> [Instructions to follow]: Within the data that follows, how many lines carry the string "JSON"? Give the number alone.

> [Extracted information]:
☆ ☆ ☆
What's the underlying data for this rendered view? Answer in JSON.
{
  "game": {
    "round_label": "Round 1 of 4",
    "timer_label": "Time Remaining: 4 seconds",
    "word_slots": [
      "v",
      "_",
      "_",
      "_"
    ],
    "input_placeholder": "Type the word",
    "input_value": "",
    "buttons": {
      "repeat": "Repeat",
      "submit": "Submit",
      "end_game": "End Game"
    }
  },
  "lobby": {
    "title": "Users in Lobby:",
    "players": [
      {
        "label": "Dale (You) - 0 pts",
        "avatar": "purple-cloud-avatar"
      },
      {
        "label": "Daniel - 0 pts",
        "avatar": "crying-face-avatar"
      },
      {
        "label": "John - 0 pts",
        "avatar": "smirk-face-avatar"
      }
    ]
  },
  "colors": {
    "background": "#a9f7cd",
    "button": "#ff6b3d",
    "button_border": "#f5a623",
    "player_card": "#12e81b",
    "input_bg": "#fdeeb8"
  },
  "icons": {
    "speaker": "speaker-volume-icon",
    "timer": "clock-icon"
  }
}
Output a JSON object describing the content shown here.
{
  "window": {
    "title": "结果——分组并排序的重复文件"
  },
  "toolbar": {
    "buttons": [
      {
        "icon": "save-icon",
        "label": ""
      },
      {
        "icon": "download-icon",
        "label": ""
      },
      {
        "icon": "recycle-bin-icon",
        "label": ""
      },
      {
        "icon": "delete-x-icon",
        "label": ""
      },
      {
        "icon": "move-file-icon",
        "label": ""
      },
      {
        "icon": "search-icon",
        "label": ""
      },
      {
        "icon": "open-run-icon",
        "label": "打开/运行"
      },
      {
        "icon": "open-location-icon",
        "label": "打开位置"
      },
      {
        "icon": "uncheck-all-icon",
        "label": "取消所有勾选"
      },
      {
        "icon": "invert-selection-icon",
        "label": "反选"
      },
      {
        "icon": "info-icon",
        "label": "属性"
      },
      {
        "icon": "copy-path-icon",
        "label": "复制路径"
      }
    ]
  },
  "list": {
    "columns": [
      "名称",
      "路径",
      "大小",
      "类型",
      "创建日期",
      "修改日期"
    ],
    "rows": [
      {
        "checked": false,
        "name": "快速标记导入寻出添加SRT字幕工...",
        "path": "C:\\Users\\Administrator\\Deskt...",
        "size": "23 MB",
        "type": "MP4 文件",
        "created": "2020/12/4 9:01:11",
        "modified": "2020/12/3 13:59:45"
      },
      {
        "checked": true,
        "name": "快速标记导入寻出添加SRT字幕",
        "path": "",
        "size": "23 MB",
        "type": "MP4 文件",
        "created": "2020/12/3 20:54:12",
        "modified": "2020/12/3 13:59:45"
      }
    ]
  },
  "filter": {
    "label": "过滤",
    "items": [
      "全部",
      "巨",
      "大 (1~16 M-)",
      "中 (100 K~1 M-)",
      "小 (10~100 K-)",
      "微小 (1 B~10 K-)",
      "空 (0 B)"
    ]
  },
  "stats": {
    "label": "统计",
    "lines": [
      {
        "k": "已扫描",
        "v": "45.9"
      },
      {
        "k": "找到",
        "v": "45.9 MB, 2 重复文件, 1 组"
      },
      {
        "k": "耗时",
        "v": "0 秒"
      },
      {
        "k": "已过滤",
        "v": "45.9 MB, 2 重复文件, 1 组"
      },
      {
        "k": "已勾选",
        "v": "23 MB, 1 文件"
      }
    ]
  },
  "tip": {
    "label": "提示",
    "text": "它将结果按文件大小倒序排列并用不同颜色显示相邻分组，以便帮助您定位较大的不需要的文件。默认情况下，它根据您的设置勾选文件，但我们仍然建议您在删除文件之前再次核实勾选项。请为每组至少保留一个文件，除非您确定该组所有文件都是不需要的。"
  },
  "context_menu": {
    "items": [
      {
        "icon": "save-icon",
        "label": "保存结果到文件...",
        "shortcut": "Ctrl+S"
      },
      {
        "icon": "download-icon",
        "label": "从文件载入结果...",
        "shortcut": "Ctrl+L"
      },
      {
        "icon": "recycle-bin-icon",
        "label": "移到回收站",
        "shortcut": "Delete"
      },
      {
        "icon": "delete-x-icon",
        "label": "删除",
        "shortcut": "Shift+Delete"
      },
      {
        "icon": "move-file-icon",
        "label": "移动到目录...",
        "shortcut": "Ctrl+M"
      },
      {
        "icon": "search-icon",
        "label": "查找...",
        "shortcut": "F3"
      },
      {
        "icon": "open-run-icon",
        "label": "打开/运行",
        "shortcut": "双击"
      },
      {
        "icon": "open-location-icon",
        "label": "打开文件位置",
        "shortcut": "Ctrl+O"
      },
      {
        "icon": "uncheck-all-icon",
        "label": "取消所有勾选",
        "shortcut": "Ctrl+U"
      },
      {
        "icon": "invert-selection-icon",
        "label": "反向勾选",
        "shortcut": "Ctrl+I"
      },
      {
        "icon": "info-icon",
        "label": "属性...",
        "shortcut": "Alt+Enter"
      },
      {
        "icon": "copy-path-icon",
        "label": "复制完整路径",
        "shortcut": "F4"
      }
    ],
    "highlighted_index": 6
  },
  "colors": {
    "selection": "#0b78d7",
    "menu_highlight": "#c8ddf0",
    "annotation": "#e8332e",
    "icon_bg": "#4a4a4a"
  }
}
☆ ☆ ☆
> [Problem solution]: 2